**TO DO**: How many lines in the entries below contain "использования"? Answer with the number only.

Stored items from a collection
= = =

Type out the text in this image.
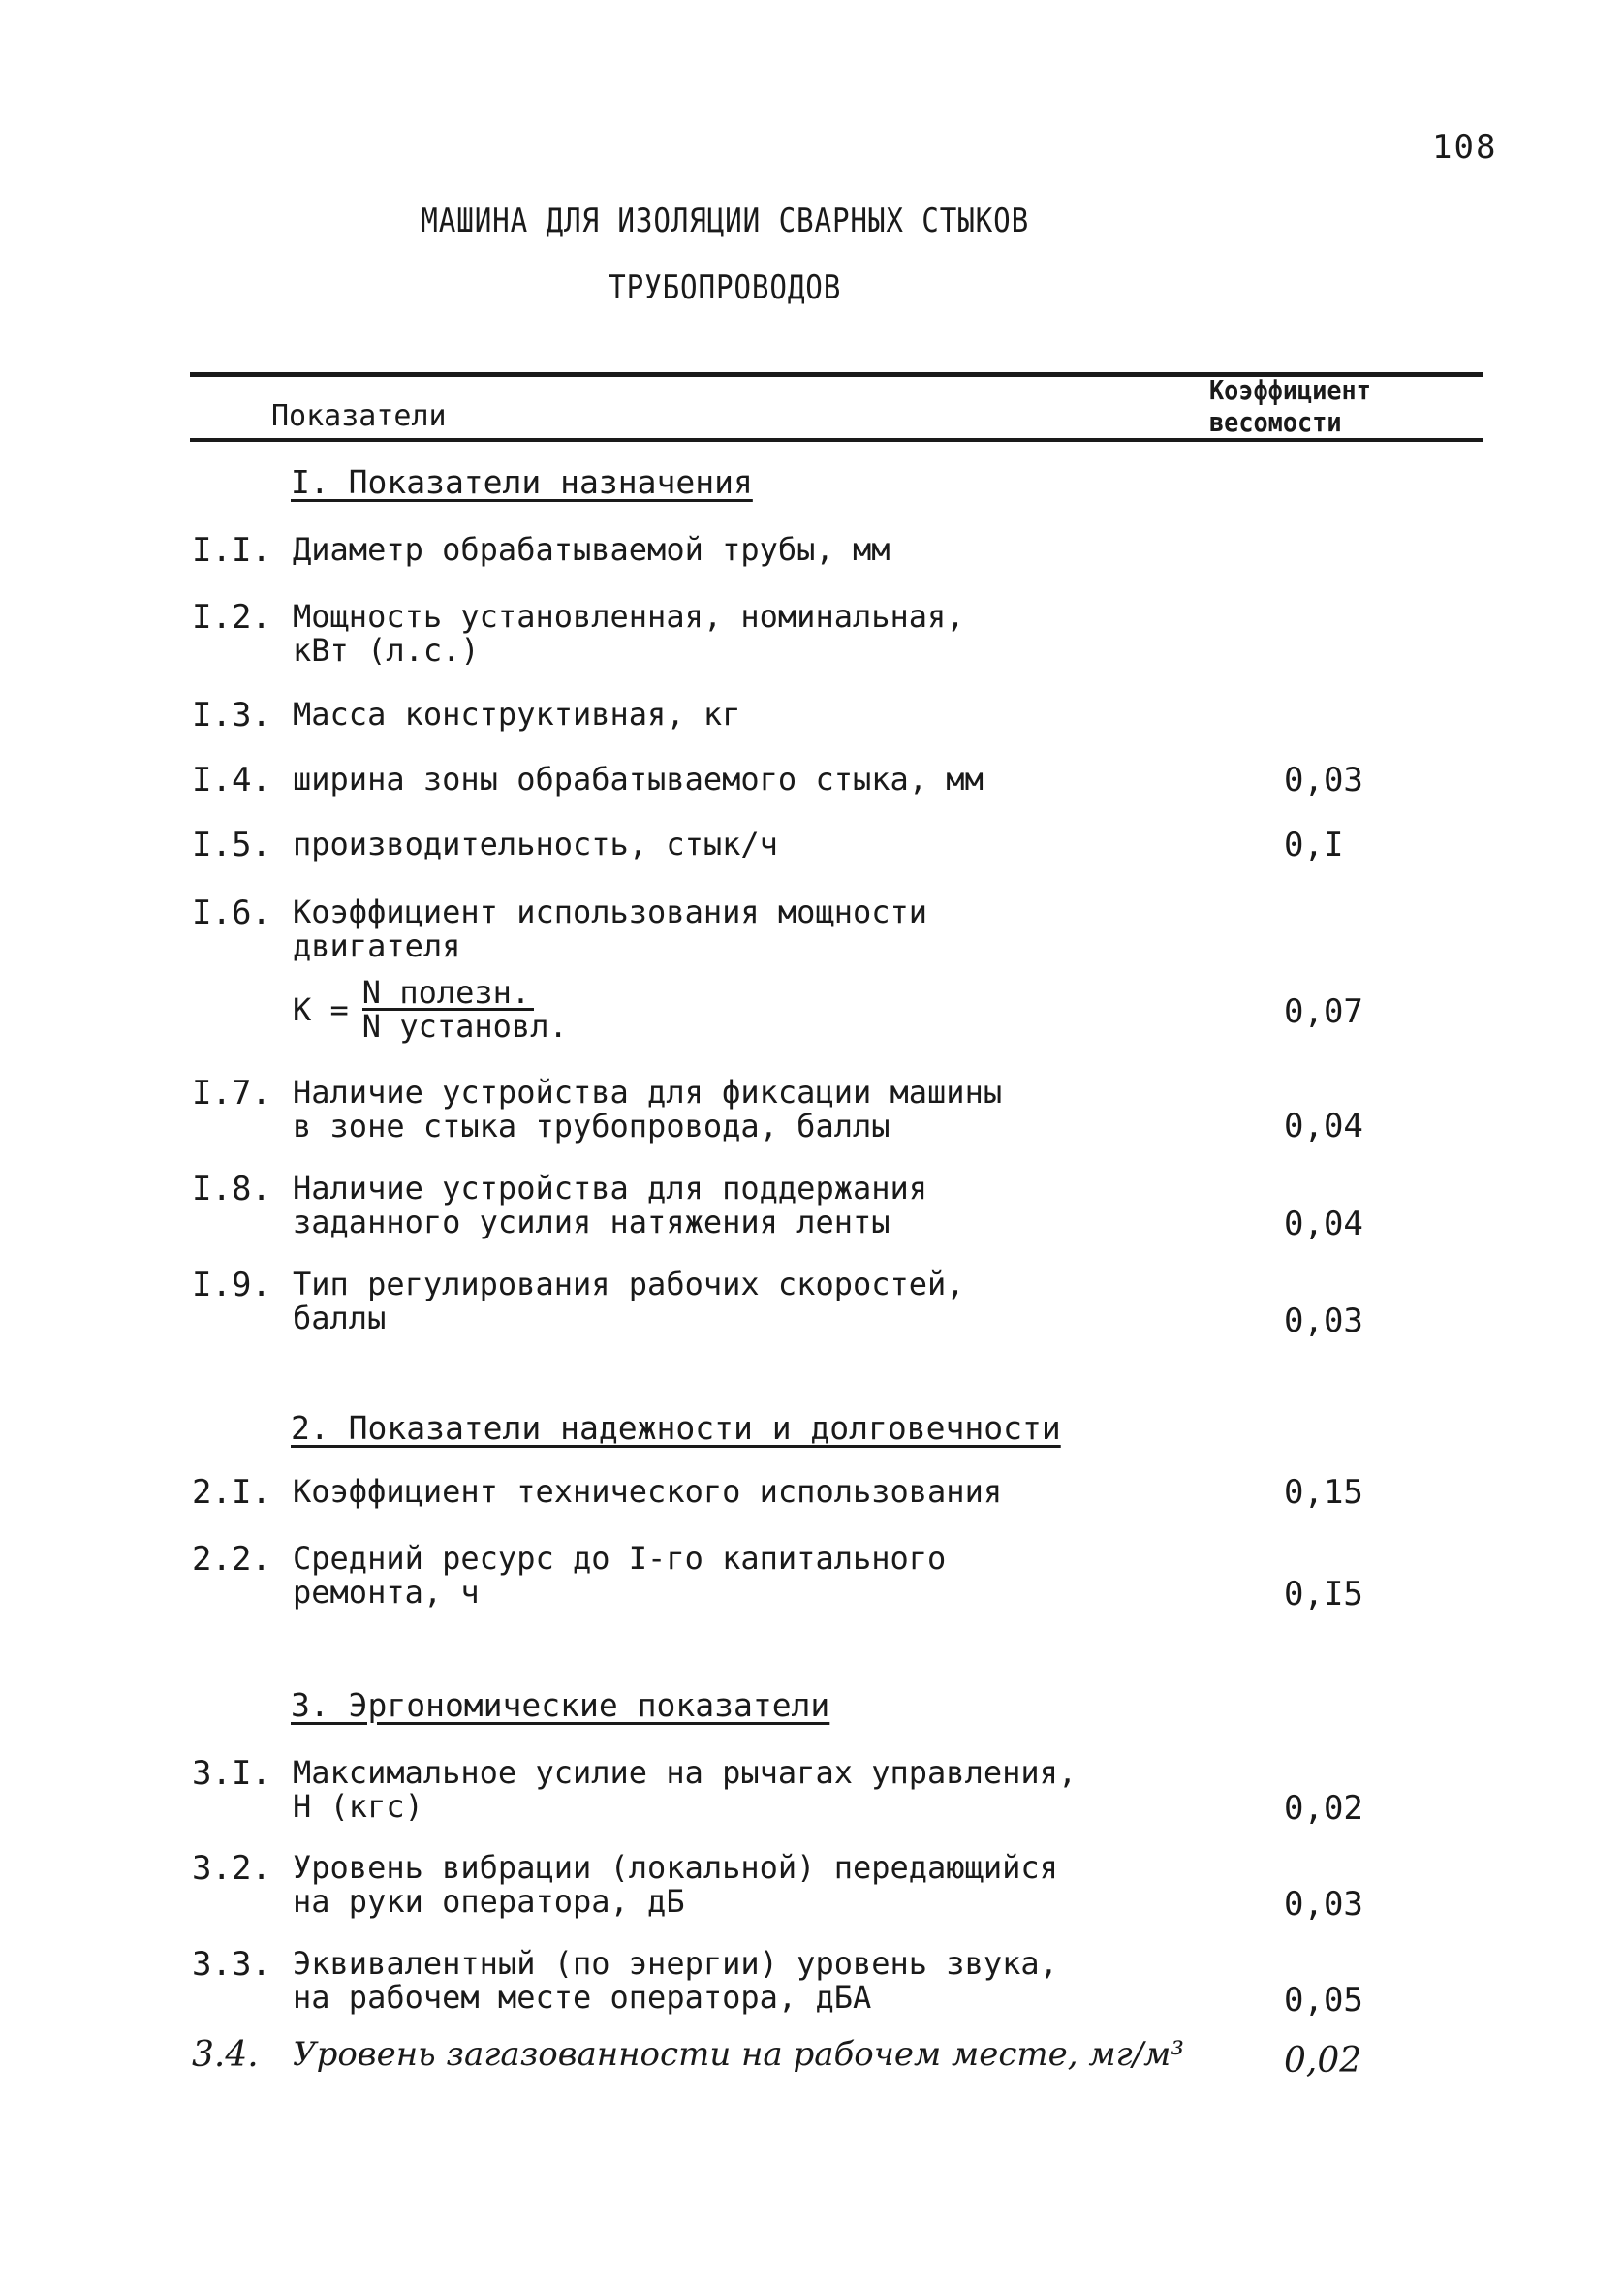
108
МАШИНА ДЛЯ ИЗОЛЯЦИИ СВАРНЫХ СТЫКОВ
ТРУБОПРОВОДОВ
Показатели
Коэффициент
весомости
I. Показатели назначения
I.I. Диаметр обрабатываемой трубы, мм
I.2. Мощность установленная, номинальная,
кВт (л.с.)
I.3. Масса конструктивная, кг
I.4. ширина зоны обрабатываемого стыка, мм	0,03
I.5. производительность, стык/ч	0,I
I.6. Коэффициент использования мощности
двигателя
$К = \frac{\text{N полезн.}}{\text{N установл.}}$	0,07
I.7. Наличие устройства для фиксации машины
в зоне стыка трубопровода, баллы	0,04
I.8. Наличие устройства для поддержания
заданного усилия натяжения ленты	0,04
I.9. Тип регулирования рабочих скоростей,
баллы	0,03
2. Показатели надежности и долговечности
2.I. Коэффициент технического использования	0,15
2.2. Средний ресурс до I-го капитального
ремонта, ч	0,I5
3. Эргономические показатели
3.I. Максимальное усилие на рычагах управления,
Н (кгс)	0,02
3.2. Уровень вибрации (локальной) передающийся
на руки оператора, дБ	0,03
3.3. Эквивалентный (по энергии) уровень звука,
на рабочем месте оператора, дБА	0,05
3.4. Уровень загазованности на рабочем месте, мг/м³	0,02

= = =

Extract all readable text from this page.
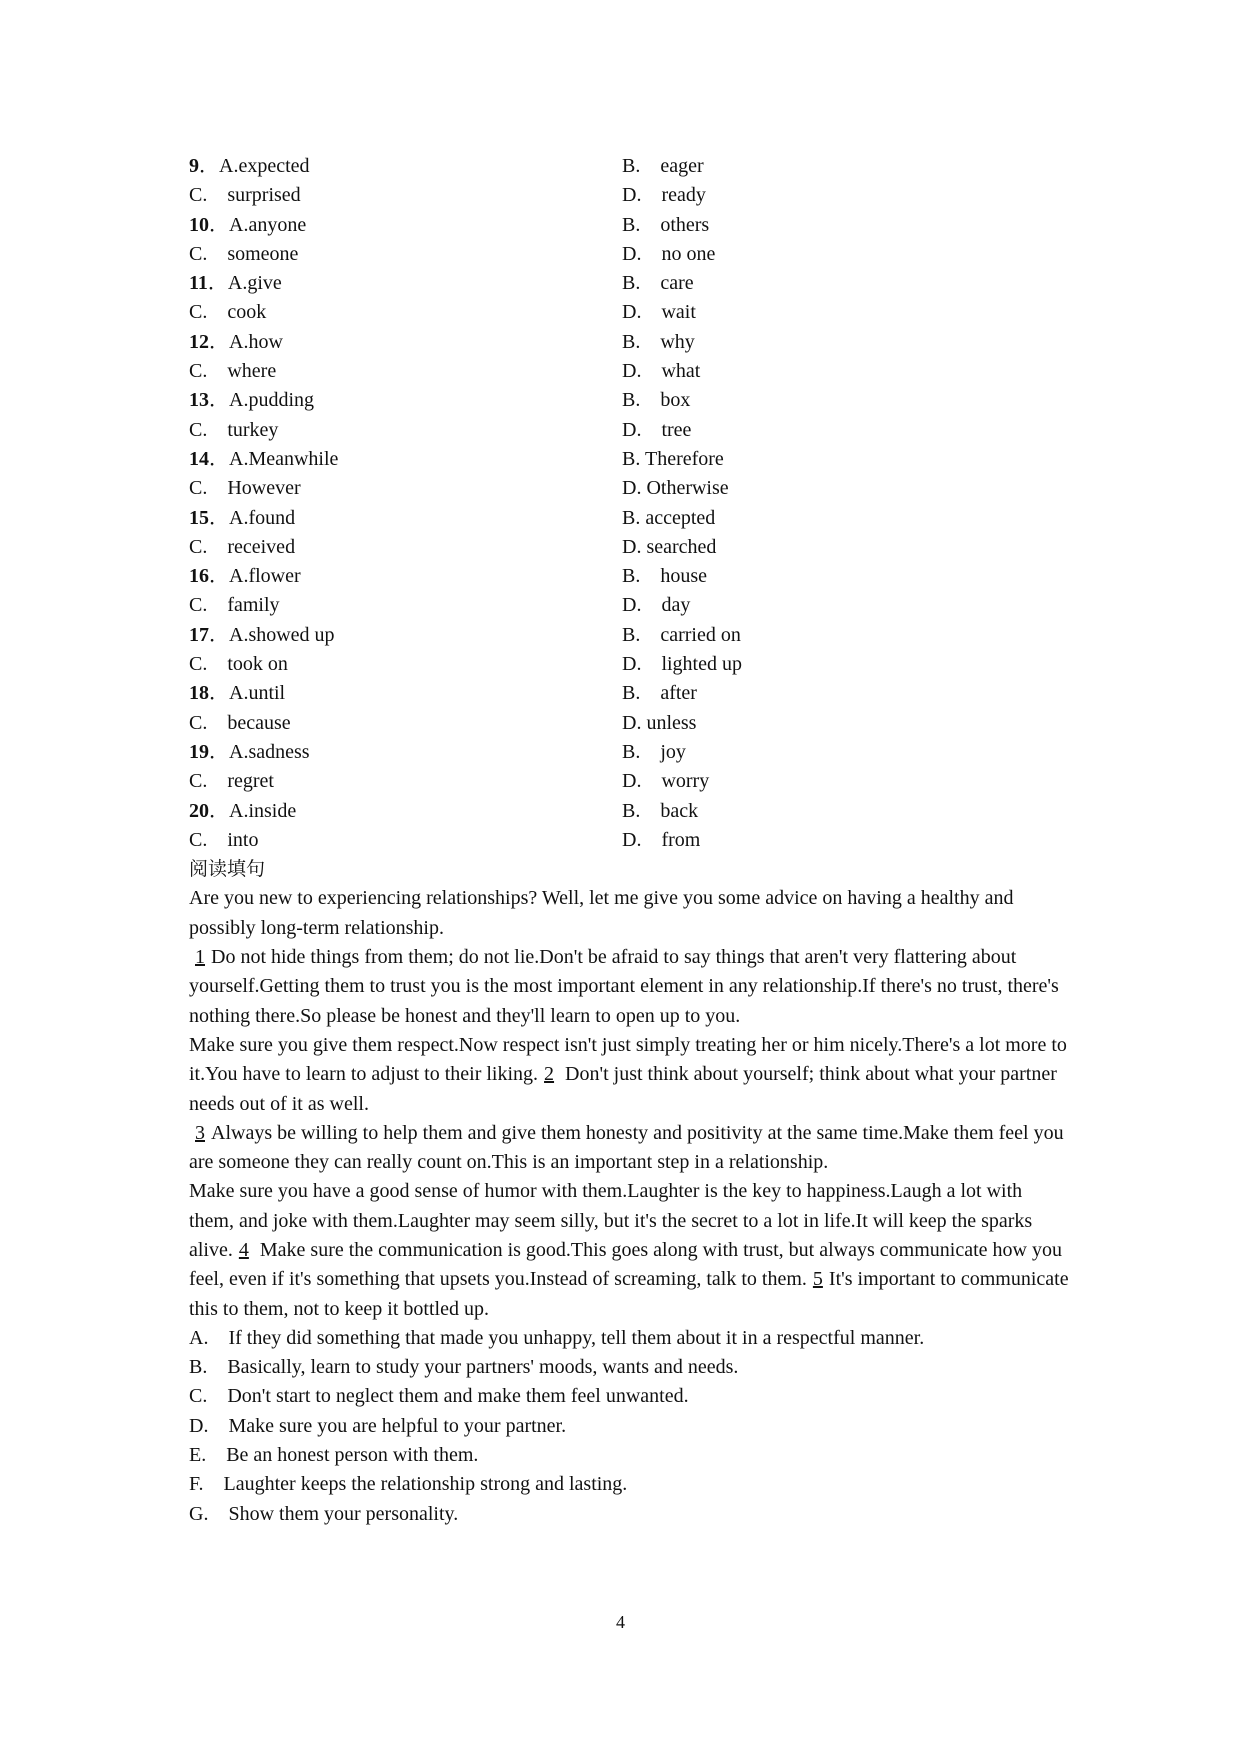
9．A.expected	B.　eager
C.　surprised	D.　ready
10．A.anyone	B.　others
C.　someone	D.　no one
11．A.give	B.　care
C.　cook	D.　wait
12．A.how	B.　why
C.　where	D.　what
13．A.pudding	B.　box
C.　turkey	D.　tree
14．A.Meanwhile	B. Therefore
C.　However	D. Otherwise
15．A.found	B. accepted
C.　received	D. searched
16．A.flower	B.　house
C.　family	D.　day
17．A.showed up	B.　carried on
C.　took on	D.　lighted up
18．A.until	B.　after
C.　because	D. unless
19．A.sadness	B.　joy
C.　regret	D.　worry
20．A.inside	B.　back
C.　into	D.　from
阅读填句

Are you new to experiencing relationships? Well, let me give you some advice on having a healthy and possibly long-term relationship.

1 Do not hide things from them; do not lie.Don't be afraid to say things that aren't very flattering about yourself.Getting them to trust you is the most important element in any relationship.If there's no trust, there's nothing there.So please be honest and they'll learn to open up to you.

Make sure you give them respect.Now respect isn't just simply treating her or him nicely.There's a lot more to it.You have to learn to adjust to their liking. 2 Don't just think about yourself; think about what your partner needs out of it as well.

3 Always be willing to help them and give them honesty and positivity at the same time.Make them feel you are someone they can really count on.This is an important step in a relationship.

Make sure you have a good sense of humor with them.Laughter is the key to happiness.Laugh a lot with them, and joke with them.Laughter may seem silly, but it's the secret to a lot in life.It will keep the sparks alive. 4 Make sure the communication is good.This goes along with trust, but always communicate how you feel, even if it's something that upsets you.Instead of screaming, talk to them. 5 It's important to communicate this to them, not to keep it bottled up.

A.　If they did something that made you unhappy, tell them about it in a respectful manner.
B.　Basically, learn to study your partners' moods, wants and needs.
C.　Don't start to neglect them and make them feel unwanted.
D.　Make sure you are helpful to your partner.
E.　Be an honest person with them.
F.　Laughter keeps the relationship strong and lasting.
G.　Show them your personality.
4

= = =

**COMPLETE OUTPUT**: 2